### Aim of the exercise
List each line holding the string "Players".

### Exercise input
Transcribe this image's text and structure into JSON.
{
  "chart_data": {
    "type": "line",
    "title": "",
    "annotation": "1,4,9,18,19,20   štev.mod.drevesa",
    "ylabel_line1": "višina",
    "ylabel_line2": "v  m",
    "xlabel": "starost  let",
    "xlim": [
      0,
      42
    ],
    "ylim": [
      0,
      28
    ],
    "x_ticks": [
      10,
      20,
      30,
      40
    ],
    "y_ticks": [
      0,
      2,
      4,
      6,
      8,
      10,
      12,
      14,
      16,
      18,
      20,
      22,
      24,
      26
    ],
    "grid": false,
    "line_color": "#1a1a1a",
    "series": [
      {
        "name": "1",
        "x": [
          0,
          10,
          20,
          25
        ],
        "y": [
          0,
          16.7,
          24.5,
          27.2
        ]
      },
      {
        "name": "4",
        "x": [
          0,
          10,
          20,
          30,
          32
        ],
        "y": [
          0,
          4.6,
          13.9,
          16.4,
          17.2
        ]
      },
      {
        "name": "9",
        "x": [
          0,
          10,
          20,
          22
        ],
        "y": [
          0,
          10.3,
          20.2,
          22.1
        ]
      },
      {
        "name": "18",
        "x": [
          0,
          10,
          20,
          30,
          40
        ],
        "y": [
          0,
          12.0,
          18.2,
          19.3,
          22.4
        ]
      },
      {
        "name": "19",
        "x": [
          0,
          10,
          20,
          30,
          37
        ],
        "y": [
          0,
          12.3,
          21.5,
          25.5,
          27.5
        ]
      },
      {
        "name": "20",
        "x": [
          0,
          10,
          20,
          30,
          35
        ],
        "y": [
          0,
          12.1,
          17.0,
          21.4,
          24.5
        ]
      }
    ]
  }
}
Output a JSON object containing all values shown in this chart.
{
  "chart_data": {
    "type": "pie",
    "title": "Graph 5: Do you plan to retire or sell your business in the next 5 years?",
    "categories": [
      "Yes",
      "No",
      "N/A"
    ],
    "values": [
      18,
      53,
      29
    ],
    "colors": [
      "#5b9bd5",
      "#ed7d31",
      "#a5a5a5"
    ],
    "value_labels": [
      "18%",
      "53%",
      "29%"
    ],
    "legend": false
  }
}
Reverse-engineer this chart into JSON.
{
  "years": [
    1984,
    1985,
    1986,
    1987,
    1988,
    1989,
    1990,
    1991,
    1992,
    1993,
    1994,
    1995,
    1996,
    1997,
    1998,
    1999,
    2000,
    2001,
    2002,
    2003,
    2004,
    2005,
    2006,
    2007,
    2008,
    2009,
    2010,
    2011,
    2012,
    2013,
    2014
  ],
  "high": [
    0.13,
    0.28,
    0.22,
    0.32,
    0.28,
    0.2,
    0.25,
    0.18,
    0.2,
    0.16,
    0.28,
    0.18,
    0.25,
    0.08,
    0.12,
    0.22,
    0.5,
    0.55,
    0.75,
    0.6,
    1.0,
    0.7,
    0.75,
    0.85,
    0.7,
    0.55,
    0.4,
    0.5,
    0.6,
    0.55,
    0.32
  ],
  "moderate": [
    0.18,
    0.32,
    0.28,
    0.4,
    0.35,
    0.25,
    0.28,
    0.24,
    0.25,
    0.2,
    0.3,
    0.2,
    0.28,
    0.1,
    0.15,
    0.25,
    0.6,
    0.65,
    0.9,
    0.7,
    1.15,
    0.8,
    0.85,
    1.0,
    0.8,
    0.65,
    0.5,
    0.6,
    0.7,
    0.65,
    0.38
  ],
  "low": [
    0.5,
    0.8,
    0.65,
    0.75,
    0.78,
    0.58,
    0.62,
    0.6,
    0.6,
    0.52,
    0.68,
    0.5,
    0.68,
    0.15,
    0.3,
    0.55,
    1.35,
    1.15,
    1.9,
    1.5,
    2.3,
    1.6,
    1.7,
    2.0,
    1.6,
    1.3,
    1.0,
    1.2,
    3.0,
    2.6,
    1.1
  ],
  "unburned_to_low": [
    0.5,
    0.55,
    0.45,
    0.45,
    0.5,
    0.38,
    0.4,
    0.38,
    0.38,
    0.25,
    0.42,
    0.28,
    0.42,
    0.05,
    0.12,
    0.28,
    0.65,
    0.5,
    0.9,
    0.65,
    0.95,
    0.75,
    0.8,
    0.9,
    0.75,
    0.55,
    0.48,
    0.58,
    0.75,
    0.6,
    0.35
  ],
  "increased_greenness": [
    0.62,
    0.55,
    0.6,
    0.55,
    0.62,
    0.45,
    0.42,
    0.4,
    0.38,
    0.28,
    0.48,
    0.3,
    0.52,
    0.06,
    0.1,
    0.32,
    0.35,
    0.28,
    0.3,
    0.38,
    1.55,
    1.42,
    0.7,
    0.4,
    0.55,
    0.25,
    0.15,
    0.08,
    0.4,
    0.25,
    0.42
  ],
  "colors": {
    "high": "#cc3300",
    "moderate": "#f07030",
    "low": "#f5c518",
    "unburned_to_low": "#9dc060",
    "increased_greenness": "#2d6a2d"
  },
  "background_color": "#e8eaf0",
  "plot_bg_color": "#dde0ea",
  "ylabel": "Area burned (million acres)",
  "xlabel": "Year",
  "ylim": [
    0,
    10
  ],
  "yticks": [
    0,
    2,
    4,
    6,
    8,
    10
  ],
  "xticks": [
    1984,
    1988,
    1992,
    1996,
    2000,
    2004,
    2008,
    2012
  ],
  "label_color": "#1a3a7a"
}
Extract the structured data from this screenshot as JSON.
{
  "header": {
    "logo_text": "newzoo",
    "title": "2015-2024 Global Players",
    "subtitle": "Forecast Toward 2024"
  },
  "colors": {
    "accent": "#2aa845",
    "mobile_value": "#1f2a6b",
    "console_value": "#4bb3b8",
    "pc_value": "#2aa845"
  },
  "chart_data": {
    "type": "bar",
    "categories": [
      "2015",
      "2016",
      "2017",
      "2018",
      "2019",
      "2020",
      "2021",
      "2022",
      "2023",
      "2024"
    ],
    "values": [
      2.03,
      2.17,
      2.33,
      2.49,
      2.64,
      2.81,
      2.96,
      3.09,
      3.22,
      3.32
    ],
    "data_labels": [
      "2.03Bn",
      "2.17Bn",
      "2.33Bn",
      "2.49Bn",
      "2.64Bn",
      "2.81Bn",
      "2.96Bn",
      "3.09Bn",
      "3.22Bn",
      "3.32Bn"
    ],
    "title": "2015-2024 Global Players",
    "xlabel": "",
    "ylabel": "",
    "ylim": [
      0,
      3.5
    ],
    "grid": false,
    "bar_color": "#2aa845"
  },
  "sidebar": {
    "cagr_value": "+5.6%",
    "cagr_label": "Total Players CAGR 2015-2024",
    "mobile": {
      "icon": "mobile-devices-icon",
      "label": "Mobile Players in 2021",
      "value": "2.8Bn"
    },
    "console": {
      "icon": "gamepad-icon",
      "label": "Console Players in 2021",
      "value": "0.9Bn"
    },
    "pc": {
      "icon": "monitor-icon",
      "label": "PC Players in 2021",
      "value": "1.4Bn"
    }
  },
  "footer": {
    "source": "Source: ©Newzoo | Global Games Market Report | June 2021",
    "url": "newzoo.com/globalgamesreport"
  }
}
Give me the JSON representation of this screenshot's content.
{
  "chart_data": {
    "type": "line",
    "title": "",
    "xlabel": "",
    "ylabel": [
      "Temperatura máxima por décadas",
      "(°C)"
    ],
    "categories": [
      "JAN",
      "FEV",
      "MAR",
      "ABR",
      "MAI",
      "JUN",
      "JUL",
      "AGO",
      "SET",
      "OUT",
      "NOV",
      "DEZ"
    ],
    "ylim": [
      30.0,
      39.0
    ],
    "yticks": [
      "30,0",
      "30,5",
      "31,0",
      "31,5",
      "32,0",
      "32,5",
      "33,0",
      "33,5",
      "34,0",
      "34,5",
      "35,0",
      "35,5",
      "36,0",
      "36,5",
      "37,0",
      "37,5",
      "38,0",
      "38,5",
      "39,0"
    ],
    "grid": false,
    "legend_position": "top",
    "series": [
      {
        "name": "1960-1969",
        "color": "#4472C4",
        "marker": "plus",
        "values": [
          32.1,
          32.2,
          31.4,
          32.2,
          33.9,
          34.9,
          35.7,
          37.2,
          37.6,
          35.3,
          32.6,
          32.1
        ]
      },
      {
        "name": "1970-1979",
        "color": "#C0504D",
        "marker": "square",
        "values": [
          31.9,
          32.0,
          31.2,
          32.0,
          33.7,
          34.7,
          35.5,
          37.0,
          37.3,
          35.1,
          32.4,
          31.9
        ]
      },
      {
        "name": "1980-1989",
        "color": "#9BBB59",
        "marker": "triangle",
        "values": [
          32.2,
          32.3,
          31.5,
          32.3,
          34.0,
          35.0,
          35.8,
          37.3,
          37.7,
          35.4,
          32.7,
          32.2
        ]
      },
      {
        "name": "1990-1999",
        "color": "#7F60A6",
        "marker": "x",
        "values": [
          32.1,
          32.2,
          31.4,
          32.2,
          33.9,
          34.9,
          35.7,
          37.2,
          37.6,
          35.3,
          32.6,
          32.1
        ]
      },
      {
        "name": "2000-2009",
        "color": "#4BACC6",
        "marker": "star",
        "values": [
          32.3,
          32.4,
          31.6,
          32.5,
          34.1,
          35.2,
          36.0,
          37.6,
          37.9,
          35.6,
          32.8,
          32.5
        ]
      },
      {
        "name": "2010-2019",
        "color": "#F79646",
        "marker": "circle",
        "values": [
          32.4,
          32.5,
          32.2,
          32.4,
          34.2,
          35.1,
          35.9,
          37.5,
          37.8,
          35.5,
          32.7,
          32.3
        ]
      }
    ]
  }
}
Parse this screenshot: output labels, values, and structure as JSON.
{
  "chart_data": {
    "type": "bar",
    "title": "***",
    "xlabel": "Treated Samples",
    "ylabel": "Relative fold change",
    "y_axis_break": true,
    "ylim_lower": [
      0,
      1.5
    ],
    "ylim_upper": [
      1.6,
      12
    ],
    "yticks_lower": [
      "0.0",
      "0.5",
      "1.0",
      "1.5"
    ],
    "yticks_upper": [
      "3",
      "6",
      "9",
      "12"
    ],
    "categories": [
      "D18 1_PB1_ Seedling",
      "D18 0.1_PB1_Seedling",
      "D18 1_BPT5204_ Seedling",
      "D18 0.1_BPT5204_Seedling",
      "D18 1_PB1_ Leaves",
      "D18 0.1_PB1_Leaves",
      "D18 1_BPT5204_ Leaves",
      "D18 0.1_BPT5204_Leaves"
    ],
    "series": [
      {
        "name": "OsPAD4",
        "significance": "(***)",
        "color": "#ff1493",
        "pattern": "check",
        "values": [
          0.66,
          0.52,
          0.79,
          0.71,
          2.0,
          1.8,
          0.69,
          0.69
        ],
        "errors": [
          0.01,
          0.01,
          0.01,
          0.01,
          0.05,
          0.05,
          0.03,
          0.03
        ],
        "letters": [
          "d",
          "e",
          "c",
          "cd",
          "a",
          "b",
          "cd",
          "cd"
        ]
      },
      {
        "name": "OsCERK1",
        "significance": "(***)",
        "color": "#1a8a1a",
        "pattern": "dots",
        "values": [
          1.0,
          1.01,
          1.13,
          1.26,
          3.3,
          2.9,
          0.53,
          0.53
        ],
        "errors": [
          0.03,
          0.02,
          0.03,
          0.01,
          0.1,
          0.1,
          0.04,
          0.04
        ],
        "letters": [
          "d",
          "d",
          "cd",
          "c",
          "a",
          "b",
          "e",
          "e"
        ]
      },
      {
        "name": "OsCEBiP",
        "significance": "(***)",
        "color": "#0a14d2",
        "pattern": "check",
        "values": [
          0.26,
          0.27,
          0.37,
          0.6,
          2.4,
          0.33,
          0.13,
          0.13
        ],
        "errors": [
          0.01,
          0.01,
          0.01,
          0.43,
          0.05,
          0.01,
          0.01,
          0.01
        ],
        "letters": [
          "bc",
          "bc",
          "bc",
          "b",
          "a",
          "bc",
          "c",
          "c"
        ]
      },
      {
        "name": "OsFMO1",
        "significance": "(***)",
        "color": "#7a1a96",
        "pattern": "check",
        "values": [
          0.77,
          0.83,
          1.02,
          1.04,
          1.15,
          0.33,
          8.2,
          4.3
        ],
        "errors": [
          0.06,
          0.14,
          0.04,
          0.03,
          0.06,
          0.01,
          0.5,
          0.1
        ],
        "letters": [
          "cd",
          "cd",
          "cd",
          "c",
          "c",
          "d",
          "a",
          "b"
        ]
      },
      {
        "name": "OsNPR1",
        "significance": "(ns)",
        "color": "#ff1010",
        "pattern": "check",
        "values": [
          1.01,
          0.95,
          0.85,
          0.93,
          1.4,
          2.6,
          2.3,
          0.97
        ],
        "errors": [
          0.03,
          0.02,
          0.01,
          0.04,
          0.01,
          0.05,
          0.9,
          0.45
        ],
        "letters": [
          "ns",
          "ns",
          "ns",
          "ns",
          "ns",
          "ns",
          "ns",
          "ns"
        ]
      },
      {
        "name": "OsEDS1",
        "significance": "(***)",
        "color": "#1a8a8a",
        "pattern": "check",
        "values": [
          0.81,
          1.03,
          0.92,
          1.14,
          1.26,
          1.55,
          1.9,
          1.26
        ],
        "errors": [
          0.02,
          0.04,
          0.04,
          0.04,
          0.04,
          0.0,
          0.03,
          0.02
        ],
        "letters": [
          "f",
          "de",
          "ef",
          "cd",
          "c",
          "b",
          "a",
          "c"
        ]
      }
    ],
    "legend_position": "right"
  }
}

### Output for this exercise
    "title": "2015-2024 Global Players",
    "title": "2015-2024 Global Players",
    "cagr_label": "Total Players CAGR 2015-2024",
      "label": "Mobile Players in 2021",
      "label": "Console Players in 2021",
      "label": "PC Players in 2021",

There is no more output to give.